### DATA SUPPLIED

____________

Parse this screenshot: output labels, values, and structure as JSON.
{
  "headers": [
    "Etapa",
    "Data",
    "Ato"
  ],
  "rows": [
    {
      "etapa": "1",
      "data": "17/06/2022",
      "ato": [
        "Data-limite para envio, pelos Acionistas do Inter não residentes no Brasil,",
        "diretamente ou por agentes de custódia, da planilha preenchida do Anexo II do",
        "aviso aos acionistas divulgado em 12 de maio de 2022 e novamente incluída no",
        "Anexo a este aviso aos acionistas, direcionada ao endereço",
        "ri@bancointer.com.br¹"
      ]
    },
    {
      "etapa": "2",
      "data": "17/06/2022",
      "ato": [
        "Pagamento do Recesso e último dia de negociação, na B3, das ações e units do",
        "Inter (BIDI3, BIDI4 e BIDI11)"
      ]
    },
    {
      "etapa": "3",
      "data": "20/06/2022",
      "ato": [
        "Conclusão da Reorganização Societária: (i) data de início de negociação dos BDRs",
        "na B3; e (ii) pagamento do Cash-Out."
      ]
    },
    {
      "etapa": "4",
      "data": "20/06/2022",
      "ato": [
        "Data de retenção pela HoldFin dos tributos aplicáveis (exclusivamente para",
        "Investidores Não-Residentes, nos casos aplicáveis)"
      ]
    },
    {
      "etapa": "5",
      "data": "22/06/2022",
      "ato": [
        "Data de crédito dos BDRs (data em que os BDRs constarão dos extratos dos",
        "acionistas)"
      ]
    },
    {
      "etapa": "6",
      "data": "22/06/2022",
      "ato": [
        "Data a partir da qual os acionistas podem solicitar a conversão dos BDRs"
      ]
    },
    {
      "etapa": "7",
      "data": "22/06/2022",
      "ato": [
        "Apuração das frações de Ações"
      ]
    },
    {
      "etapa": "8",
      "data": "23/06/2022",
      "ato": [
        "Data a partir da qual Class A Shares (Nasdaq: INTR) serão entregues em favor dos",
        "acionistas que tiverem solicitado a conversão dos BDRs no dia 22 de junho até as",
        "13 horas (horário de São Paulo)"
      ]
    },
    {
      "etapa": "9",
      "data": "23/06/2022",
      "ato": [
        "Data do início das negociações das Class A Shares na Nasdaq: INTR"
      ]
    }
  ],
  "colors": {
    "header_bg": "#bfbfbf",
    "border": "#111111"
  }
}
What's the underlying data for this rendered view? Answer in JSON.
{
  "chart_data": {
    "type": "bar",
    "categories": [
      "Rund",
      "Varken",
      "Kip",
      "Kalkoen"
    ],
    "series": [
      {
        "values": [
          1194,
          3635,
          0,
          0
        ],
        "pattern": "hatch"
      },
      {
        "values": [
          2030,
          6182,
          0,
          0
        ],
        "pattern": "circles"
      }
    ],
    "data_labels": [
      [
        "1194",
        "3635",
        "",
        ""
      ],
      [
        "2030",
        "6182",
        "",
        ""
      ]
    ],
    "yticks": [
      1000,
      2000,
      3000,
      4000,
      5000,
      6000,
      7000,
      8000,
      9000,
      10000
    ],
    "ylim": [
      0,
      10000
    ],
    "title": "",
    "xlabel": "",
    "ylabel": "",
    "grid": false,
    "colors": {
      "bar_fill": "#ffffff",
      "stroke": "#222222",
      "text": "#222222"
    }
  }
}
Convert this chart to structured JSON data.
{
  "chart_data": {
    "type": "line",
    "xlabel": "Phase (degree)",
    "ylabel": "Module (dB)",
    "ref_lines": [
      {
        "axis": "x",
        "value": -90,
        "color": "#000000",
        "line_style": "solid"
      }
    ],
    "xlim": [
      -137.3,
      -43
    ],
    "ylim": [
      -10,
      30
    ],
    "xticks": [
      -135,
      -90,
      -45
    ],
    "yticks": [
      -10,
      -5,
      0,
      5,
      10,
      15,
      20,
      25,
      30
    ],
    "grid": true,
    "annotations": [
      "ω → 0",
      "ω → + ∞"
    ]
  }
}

____________

### WORK TO COMPLETE
Print the listing above in full, exactly as it is.

### COMPLETE OUTPUT
Parse this screenshot: output labels, values, and structure as JSON.
{
  "headers": [
    "Etapa",
    "Data",
    "Ato"
  ],
  "rows": [
    {
      "etapa": "1",
      "data": "17/06/2022",
      "ato": [
        "Data-limite para envio, pelos Acionistas do Inter não residentes no Brasil,",
        "diretamente ou por agentes de custódia, da planilha preenchida do Anexo II do",
        "aviso aos acionistas divulgado em 12 de maio de 2022 e novamente incluída no",
        "Anexo a este aviso aos acionistas, direcionada ao endereço",
        "ri@bancointer.com.br¹"
      ]
    },
    {
      "etapa": "2",
      "data": "17/06/2022",
      "ato": [
        "Pagamento do Recesso e último dia de negociação, na B3, das ações e units do",
        "Inter (BIDI3, BIDI4 e BIDI11)"
      ]
    },
    {
      "etapa": "3",
      "data": "20/06/2022",
      "ato": [
        "Conclusão da Reorganização Societária: (i) data de início de negociação dos BDRs",
        "na B3; e (ii) pagamento do Cash-Out."
      ]
    },
    {
      "etapa": "4",
      "data": "20/06/2022",
      "ato": [
        "Data de retenção pela HoldFin dos tributos aplicáveis (exclusivamente para",
        "Investidores Não-Residentes, nos casos aplicáveis)"
      ]
    },
    {
      "etapa": "5",
      "data": "22/06/2022",
      "ato": [
        "Data de crédito dos BDRs (data em que os BDRs constarão dos extratos dos",
        "acionistas)"
      ]
    },
    {
      "etapa": "6",
      "data": "22/06/2022",
      "ato": [
        "Data a partir da qual os acionistas podem solicitar a conversão dos BDRs"
      ]
    },
    {
      "etapa": "7",
      "data": "22/06/2022",
      "ato": [
        "Apuração das frações de Ações"
      ]
    },
    {
      "etapa": "8",
      "data": "23/06/2022",
      "ato": [
        "Data a partir da qual Class A Shares (Nasdaq: INTR) serão entregues em favor dos",
        "acionistas que tiverem solicitado a conversão dos BDRs no dia 22 de junho até as",
        "13 horas (horário de São Paulo)"
      ]
    },
    {
      "etapa": "9",
      "data": "23/06/2022",
      "ato": [
        "Data do início das negociações das Class A Shares na Nasdaq: INTR"
      ]
    }
  ],
  "colors": {
    "header_bg": "#bfbfbf",
    "border": "#111111"
  }
}
What's the underlying data for this rendered view? Answer in JSON.
{
  "chart_data": {
    "type": "bar",
    "categories": [
      "Rund",
      "Varken",
      "Kip",
      "Kalkoen"
    ],
    "series": [
      {
        "values": [
          1194,
          3635,
          0,
          0
        ],
        "pattern": "hatch"
      },
      {
        "values": [
          2030,
          6182,
          0,
          0
        ],
        "pattern": "circles"
      }
    ],
    "data_labels": [
      [
        "1194",
        "3635",
        "",
        ""
      ],
      [
        "2030",
        "6182",
        "",
        ""
      ]
    ],
    "yticks": [
      1000,
      2000,
      3000,
      4000,
      5000,
      6000,
      7000,
      8000,
      9000,
      10000
    ],
    "ylim": [
      0,
      10000
    ],
    "title": "",
    "xlabel": "",
    "ylabel": "",
    "grid": false,
    "colors": {
      "bar_fill": "#ffffff",
      "stroke": "#222222",
      "text": "#222222"
    }
  }
}
Convert this chart to structured JSON data.
{
  "chart_data": {
    "type": "line",
    "xlabel": "Phase (degree)",
    "ylabel": "Module (dB)",
    "ref_lines": [
      {
        "axis": "x",
        "value": -90,
        "color": "#000000",
        "line_style": "solid"
      }
    ],
    "xlim": [
      -137.3,
      -43
    ],
    "ylim": [
      -10,
      30
    ],
    "xticks": [
      -135,
      -90,
      -45
    ],
    "yticks": [
      -10,
      -5,
      0,
      5,
      10,
      15,
      20,
      25,
      30
    ],
    "grid": true,
    "annotations": [
      "ω → 0",
      "ω → + ∞"
    ]
  }
}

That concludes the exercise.